Print each of the entries exactly, leaving nothing out.
'''
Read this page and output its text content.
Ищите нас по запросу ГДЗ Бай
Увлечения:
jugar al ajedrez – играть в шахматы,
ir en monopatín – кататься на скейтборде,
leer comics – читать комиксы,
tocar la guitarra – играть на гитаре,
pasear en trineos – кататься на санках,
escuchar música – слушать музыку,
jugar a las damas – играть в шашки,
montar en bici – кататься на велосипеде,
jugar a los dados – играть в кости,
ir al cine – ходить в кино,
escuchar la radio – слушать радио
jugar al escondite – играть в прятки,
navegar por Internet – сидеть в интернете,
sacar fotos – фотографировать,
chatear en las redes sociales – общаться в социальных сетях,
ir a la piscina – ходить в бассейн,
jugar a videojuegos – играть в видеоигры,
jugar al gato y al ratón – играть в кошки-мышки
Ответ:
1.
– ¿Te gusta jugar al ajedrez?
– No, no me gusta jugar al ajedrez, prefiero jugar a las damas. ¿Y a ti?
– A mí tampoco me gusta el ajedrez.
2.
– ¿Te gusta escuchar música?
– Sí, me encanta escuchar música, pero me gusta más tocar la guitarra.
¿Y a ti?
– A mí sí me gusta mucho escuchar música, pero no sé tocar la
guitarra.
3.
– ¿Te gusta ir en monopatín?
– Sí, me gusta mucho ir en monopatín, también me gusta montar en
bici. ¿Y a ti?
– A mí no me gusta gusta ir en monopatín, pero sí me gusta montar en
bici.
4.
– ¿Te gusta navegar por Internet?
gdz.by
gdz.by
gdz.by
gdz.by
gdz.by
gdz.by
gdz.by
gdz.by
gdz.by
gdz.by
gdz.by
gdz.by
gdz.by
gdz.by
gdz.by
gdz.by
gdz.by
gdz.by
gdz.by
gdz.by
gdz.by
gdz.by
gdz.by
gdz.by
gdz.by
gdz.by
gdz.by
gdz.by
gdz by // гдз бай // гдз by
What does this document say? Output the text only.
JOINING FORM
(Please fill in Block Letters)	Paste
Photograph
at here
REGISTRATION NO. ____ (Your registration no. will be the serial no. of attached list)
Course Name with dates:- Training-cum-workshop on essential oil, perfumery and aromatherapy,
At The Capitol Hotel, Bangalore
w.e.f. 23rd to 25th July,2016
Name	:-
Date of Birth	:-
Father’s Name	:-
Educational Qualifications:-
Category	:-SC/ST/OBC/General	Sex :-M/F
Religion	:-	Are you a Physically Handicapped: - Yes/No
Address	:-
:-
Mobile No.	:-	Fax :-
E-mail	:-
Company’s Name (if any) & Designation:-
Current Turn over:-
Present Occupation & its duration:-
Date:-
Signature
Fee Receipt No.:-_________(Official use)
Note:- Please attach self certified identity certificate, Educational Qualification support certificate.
'''
- [SOLVED PROBLEM]
Read this page and output its text content.
Ищите нас по запросу ГДЗ Бай
Увлечения:
jugar al ajedrez – играть в шахматы,
ir en monopatín – кататься на скейтборде,
leer comics – читать комиксы,
tocar la guitarra – играть на гитаре,
pasear en trineos – кататься на санках,
escuchar música – слушать музыку,
jugar a las damas – играть в шашки,
montar en bici – кататься на велосипеде,
jugar a los dados – играть в кости,
ir al cine – ходить в кино,
escuchar la radio – слушать радио
jugar al escondite – играть в прятки,
navegar por Internet – сидеть в интернете,
sacar fotos – фотографировать,
chatear en las redes sociales – общаться в социальных сетях,
ir a la piscina – ходить в бассейн,
jugar a videojuegos – играть в видеоигры,
jugar al gato y al ratón – играть в кошки-мышки
Ответ:
1.
– ¿Te gusta jugar al ajedrez?
– No, no me gusta jugar al ajedrez, prefiero jugar a las damas. ¿Y a ti?
– A mí tampoco me gusta el ajedrez.
2.
– ¿Te gusta escuchar música?
– Sí, me encanta escuchar música, pero me gusta más tocar la guitarra.
¿Y a ti?
– A mí sí me gusta mucho escuchar música, pero no sé tocar la
guitarra.
3.
– ¿Te gusta ir en monopatín?
– Sí, me gusta mucho ir en monopatín, también me gusta montar en
bici. ¿Y a ti?
– A mí no me gusta gusta ir en monopatín, pero sí me gusta montar en
bici.
4.
– ¿Te gusta navegar por Internet?
gdz.by
gdz.by
gdz.by
gdz.by
gdz.by
gdz.by
gdz.by
gdz.by
gdz.by
gdz.by
gdz.by
gdz.by
gdz.by
gdz.by
gdz.by
gdz.by
gdz.by
gdz.by
gdz.by
gdz.by
gdz.by
gdz.by
gdz.by
gdz.by
gdz.by
gdz.by
gdz.by
gdz.by
gdz by // гдз бай // гдз by
What does this document say? Output the text only.
JOINING FORM
(Please fill in Block Letters)	Paste
Photograph
at here
REGISTRATION NO. ____ (Your registration no. will be the serial no. of attached list)
Course Name with dates:- Training-cum-workshop on essential oil, perfumery and aromatherapy,
At The Capitol Hotel, Bangalore
w.e.f. 23rd to 25th July,2016
Name	:-
Date of Birth	:-
Father’s Name	:-
Educational Qualifications:-
Category	:-SC/ST/OBC/General	Sex :-M/F
Religion	:-	Are you a Physically Handicapped: - Yes/No
Address	:-
:-
Mobile No.	:-	Fax :-
E-mail	:-
Company’s Name (if any) & Designation:-
Current Turn over:-
Present Occupation & its duration:-
Date:-
Signature
Fee Receipt No.:-_________(Official use)
Note:- Please attach self certified identity certificate, Educational Qualification support certificate.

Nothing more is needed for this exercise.